#### [Directions for this task]
Copy each entry as it stands, leaving nothing out.

** start of Entries shown **

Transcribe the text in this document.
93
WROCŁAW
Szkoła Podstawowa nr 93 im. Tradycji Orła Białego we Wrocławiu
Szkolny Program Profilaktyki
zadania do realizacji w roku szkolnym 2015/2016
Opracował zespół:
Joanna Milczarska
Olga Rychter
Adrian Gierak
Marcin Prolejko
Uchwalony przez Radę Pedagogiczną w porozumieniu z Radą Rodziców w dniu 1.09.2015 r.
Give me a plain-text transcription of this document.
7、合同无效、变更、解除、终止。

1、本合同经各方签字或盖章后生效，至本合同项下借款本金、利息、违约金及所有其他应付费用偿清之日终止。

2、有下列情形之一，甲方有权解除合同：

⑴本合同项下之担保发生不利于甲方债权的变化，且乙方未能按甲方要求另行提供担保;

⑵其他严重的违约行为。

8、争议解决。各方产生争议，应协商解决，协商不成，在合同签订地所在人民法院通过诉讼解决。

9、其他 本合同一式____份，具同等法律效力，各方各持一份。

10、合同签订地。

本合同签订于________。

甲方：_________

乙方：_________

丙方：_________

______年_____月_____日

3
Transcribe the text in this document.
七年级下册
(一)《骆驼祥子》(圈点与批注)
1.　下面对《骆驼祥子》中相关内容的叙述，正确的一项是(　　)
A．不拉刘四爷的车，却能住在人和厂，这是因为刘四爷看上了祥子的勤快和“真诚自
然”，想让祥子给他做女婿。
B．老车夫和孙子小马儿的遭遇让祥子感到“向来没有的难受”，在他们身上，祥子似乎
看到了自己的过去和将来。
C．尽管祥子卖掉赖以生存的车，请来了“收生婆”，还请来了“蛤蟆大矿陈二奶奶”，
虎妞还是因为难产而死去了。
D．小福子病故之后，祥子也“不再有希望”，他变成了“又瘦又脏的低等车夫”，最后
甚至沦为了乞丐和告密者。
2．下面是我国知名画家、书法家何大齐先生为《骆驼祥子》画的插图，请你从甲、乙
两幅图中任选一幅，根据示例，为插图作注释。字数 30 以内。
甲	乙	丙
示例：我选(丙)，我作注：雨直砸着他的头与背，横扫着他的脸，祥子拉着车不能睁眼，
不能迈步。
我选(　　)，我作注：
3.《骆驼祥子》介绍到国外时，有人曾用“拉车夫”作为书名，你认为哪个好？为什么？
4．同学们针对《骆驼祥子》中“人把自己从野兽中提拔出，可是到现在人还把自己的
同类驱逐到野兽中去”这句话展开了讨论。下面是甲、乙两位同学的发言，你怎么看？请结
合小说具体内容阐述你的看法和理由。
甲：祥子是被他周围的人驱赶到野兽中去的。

** end of Entries shown **

#### [Solution to this problem]
Transcribe the text in this document.
93
WROCŁAW
Szkoła Podstawowa nr 93 im. Tradycji Orła Białego we Wrocławiu
Szkolny Program Profilaktyki
zadania do realizacji w roku szkolnym 2015/2016
Opracował zespół:
Joanna Milczarska
Olga Rychter
Adrian Gierak
Marcin Prolejko
Uchwalony przez Radę Pedagogiczną w porozumieniu z Radą Rodziców w dniu 1.09.2015 r.
Give me a plain-text transcription of this document.
7、合同无效、变更、解除、终止。

1、本合同经各方签字或盖章后生效，至本合同项下借款本金、利息、违约金及所有其他应付费用偿清之日终止。

2、有下列情形之一，甲方有权解除合同：

⑴本合同项下之担保发生不利于甲方债权的变化，且乙方未能按甲方要求另行提供担保;

⑵其他严重的违约行为。

8、争议解决。各方产生争议，应协商解决，协商不成，在合同签订地所在人民法院通过诉讼解决。

9、其他 本合同一式____份，具同等法律效力，各方各持一份。

10、合同签订地。

本合同签订于________。

甲方：_________

乙方：_________

丙方：_________

______年_____月_____日

3
Transcribe the text in this document.
七年级下册
(一)《骆驼祥子》(圈点与批注)
1.　下面对《骆驼祥子》中相关内容的叙述，正确的一项是(　　)
A．不拉刘四爷的车，却能住在人和厂，这是因为刘四爷看上了祥子的勤快和“真诚自
然”，想让祥子给他做女婿。
B．老车夫和孙子小马儿的遭遇让祥子感到“向来没有的难受”，在他们身上，祥子似乎
看到了自己的过去和将来。
C．尽管祥子卖掉赖以生存的车，请来了“收生婆”，还请来了“蛤蟆大矿陈二奶奶”，
虎妞还是因为难产而死去了。
D．小福子病故之后，祥子也“不再有希望”，他变成了“又瘦又脏的低等车夫”，最后
甚至沦为了乞丐和告密者。
2．下面是我国知名画家、书法家何大齐先生为《骆驼祥子》画的插图，请你从甲、乙
两幅图中任选一幅，根据示例，为插图作注释。字数 30 以内。
甲	乙	丙
示例：我选(丙)，我作注：雨直砸着他的头与背，横扫着他的脸，祥子拉着车不能睁眼，
不能迈步。
我选(　　)，我作注：
3.《骆驼祥子》介绍到国外时，有人曾用“拉车夫”作为书名，你认为哪个好？为什么？
4．同学们针对《骆驼祥子》中“人把自己从野兽中提拔出，可是到现在人还把自己的
同类驱逐到野兽中去”这句话展开了讨论。下面是甲、乙两位同学的发言，你怎么看？请结
合小说具体内容阐述你的看法和理由。
甲：祥子是被他周围的人驱赶到野兽中去的。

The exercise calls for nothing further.